Images are not part of the copy; transcribe all the data exactly.
## begin
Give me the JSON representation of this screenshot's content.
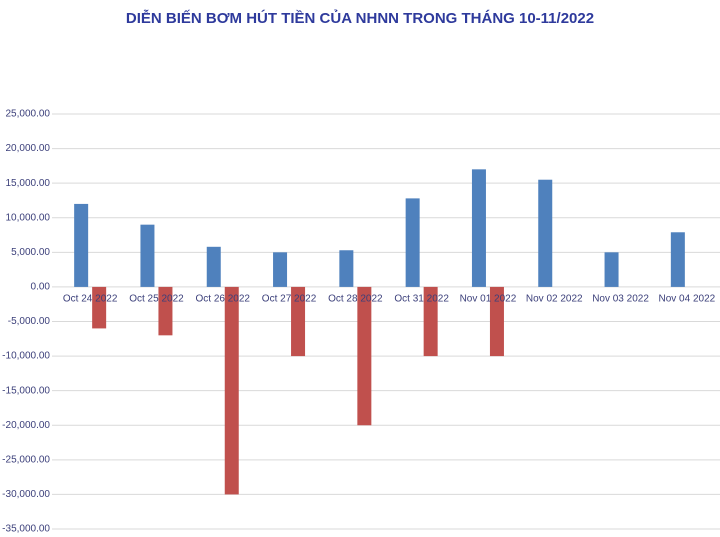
{
  "chart_data": {
    "type": "bar",
    "title": "DIỄN BIẾN BƠM HÚT TIỀN CỦA NHNN TRONG THÁNG 10-11/2022",
    "categories": [
      "Oct 24 2022",
      "Oct 25 2022",
      "Oct 26 2022",
      "Oct 27 2022",
      "Oct 28 2022",
      "Oct 31 2022",
      "Nov 01 2022",
      "Nov 02 2022",
      "Nov 03 2022",
      "Nov 04 2022"
    ],
    "series": [
      {
        "color": "#4f81bd",
        "values": [
          12000,
          9000,
          5800,
          5000,
          5300,
          12800,
          17000,
          15500,
          5000,
          7900
        ]
      },
      {
        "color": "#c0504d",
        "values": [
          -6000,
          -7000,
          -30000,
          -10000,
          -20000,
          -10000,
          -10000,
          null,
          null,
          null
        ]
      }
    ],
    "ylim": [
      -35000,
      25000
    ],
    "yticks": [
      {
        "value": 25000,
        "label": "25,000.00"
      },
      {
        "value": 20000,
        "label": "20,000.00"
      },
      {
        "value": 15000,
        "label": "15,000.00"
      },
      {
        "value": 10000,
        "label": "10,000.00"
      },
      {
        "value": 5000,
        "label": "5,000.00"
      },
      {
        "value": 0,
        "label": "0.00"
      },
      {
        "value": -5000,
        "label": "-5,000.00"
      },
      {
        "value": -10000,
        "label": "-10,000.00"
      },
      {
        "value": -15000,
        "label": "-15,000.00"
      },
      {
        "value": -20000,
        "label": "-20,000.00"
      },
      {
        "value": -25000,
        "label": "-25,000.00"
      },
      {
        "value": -30000,
        "label": "-30,000.00"
      },
      {
        "value": -35000,
        "label": "-35,000.00"
      }
    ],
    "grid": true
  }
}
## end
> _Written solution_:
Give me the JSON representation of this screenshot's content.
{
  "chart_data": {
    "type": "bar",
    "title": "DIỄN BIẾN BƠM HÚT TIỀN CỦA NHNN TRONG THÁNG 10-11/2022",
    "categories": [
      "Oct 24 2022",
      "Oct 25 2022",
      "Oct 26 2022",
      "Oct 27 2022",
      "Oct 28 2022",
      "Oct 31 2022",
      "Nov 01 2022",
      "Nov 02 2022",
      "Nov 03 2022",
      "Nov 04 2022"
    ],
    "series": [
      {
        "color": "#4f81bd",
        "values": [
          12000,
          9000,
          5800,
          5000,
          5300,
          12800,
          17000,
          15500,
          5000,
          7900
        ]
      },
      {
        "color": "#c0504d",
        "values": [
          -6000,
          -7000,
          -30000,
          -10000,
          -20000,
          -10000,
          -10000,
          null,
          null,
          null
        ]
      }
    ],
    "ylim": [
      -35000,
      25000
    ],
    "yticks": [
      {
        "value": 25000,
        "label": "25,000.00"
      },
      {
        "value": 20000,
        "label": "20,000.00"
      },
      {
        "value": 15000,
        "label": "15,000.00"
      },
      {
        "value": 10000,
        "label": "10,000.00"
      },
      {
        "value": 5000,
        "label": "5,000.00"
      },
      {
        "value": 0,
        "label": "0.00"
      },
      {
        "value": -5000,
        "label": "-5,000.00"
      },
      {
        "value": -10000,
        "label": "-10,000.00"
      },
      {
        "value": -15000,
        "label": "-15,000.00"
      },
      {
        "value": -20000,
        "label": "-20,000.00"
      },
      {
        "value": -25000,
        "label": "-25,000.00"
      },
      {
        "value": -30000,
        "label": "-30,000.00"
      },
      {
        "value": -35000,
        "label": "-35,000.00"
      }
    ],
    "grid": true
  }
}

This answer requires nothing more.